▶ Dataset listings of figures
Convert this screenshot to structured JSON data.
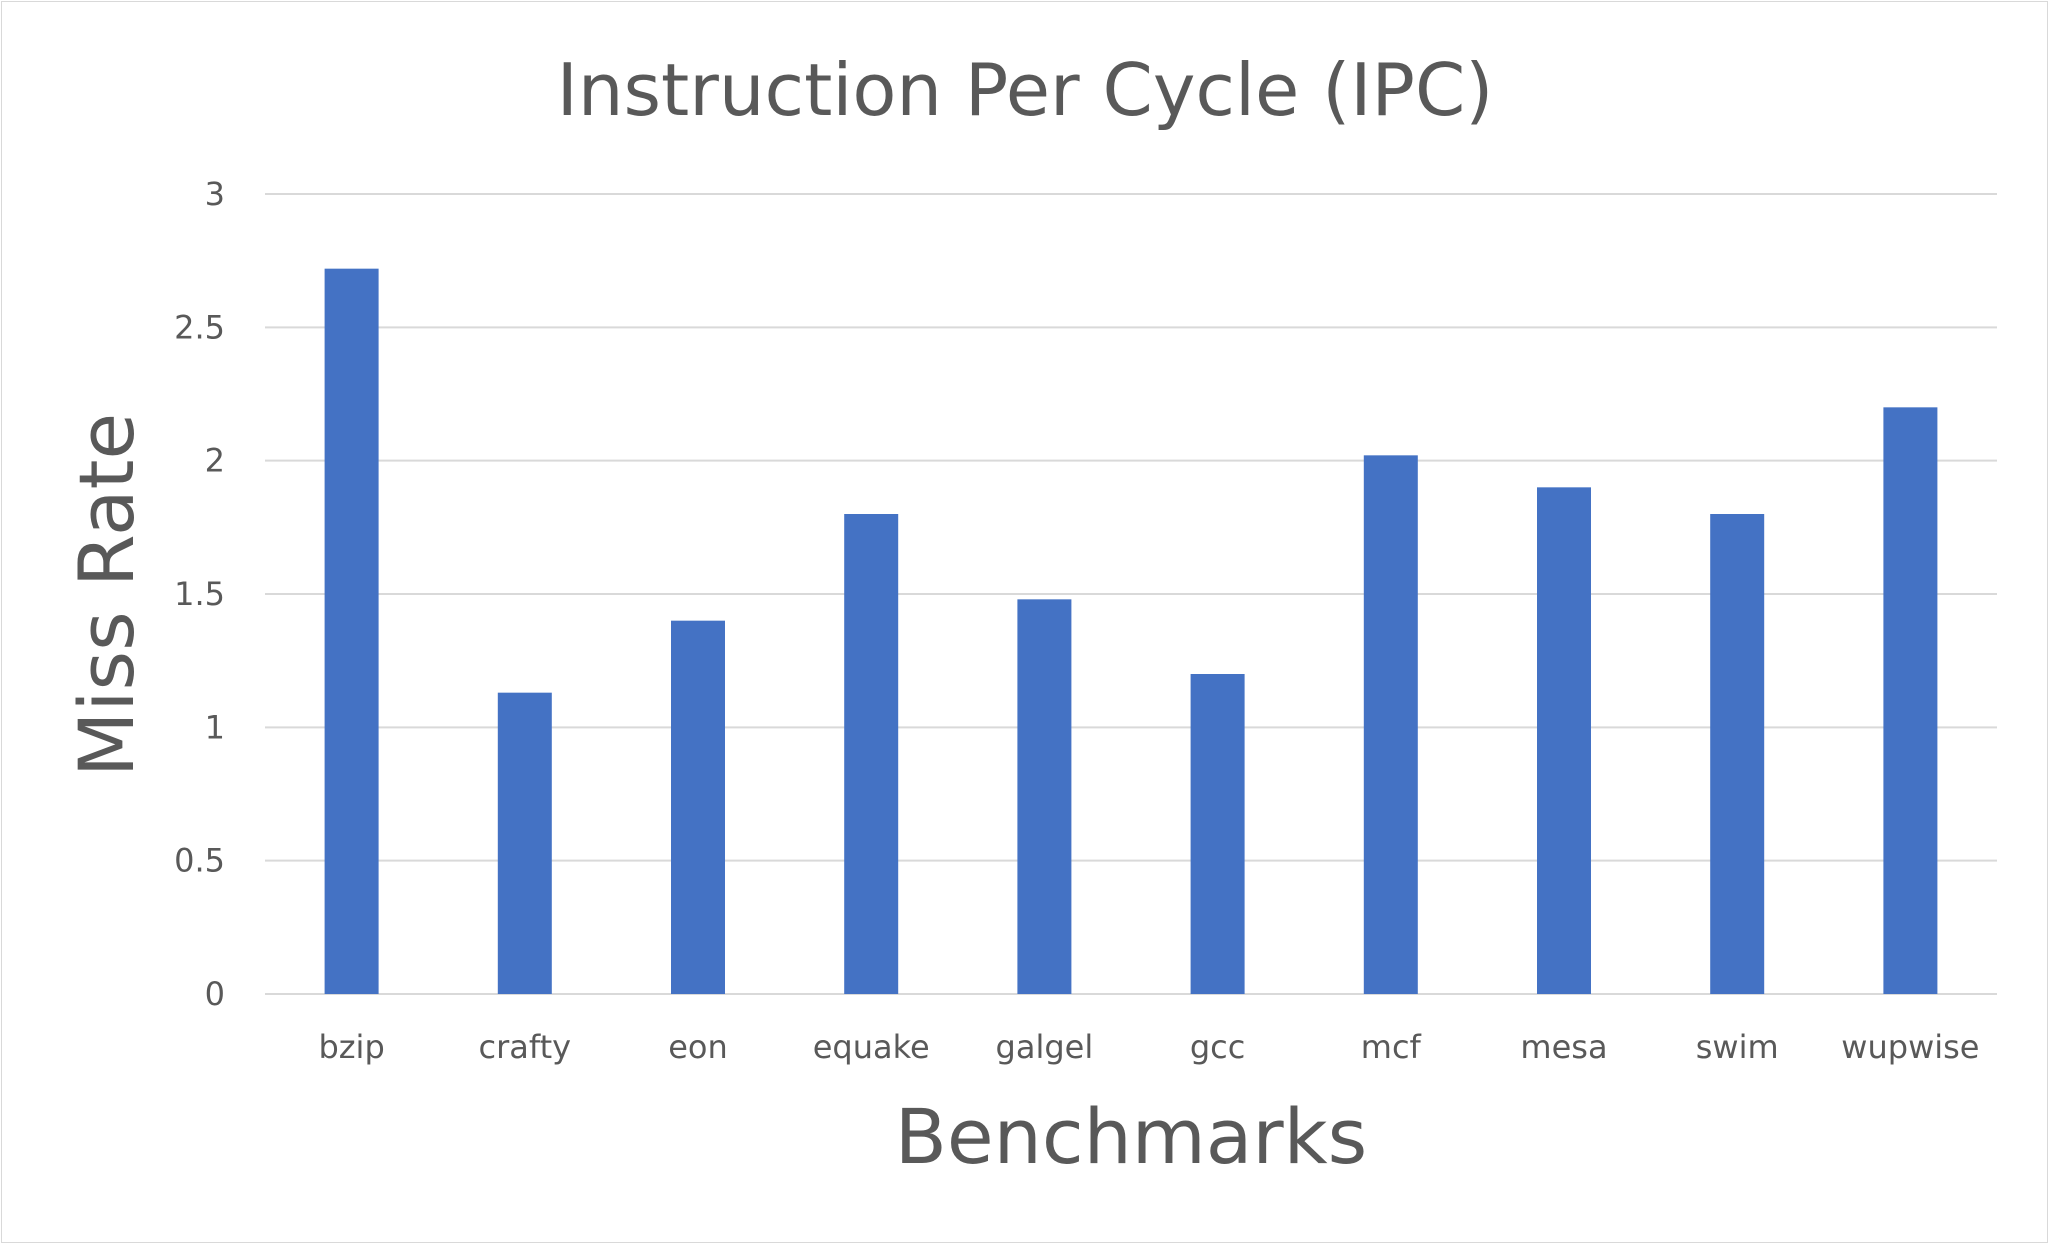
{
  "chart_data": {
    "type": "bar",
    "title": "Instruction Per Cycle (IPC)",
    "xlabel": "Benchmarks",
    "ylabel": "Miss Rate",
    "categories": [
      "bzip",
      "crafty",
      "eon",
      "equake",
      "galgel",
      "gcc",
      "mcf",
      "mesa",
      "swim",
      "wupwise"
    ],
    "values": [
      2.72,
      1.13,
      1.4,
      1.8,
      1.48,
      1.2,
      2.02,
      1.9,
      1.8,
      2.2
    ],
    "ylim": [
      0,
      3
    ],
    "yticks": [
      "0",
      "0.5",
      "1",
      "1.5",
      "2",
      "2.5",
      "3"
    ],
    "grid": true,
    "legend": "none",
    "bar_color": "#4472c4"
  }
}
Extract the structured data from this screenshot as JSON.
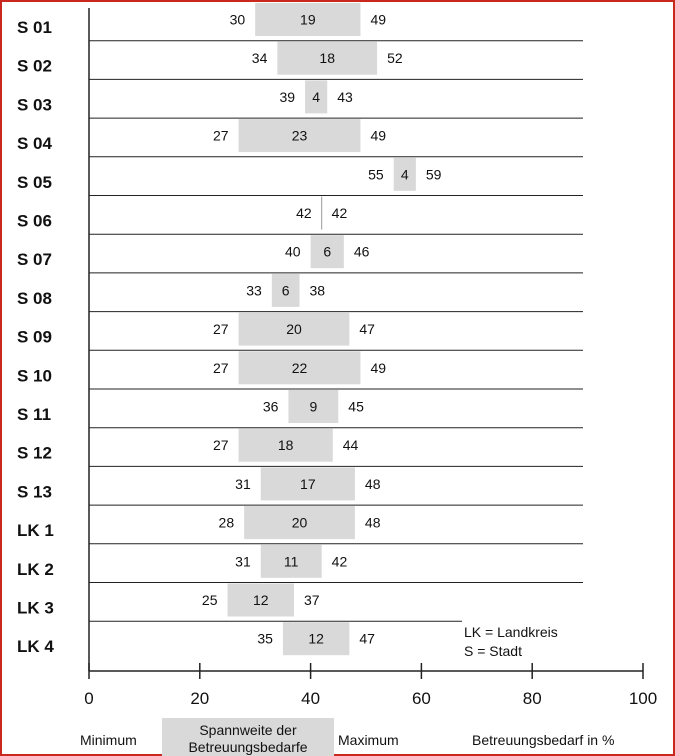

▶ Goal
Retype the data above exactly; pictures are not part of the copy.

▶ Exercise output
Convert this screenshot to structured JSON data.
{
  "chart_data": {
    "type": "bar",
    "title": "Instruction Per Cycle (IPC)",
    "xlabel": "Benchmarks",
    "ylabel": "Miss Rate",
    "categories": [
      "bzip",
      "crafty",
      "eon",
      "equake",
      "galgel",
      "gcc",
      "mcf",
      "mesa",
      "swim",
      "wupwise"
    ],
    "values": [
      2.72,
      1.13,
      1.4,
      1.8,
      1.48,
      1.2,
      2.02,
      1.9,
      1.8,
      2.2
    ],
    "ylim": [
      0,
      3
    ],
    "yticks": [
      "0",
      "0.5",
      "1",
      "1.5",
      "2",
      "2.5",
      "3"
    ],
    "grid": true,
    "legend": "none",
    "bar_color": "#4472c4"
  }
}
Extract the structured data from this screenshot as JSON.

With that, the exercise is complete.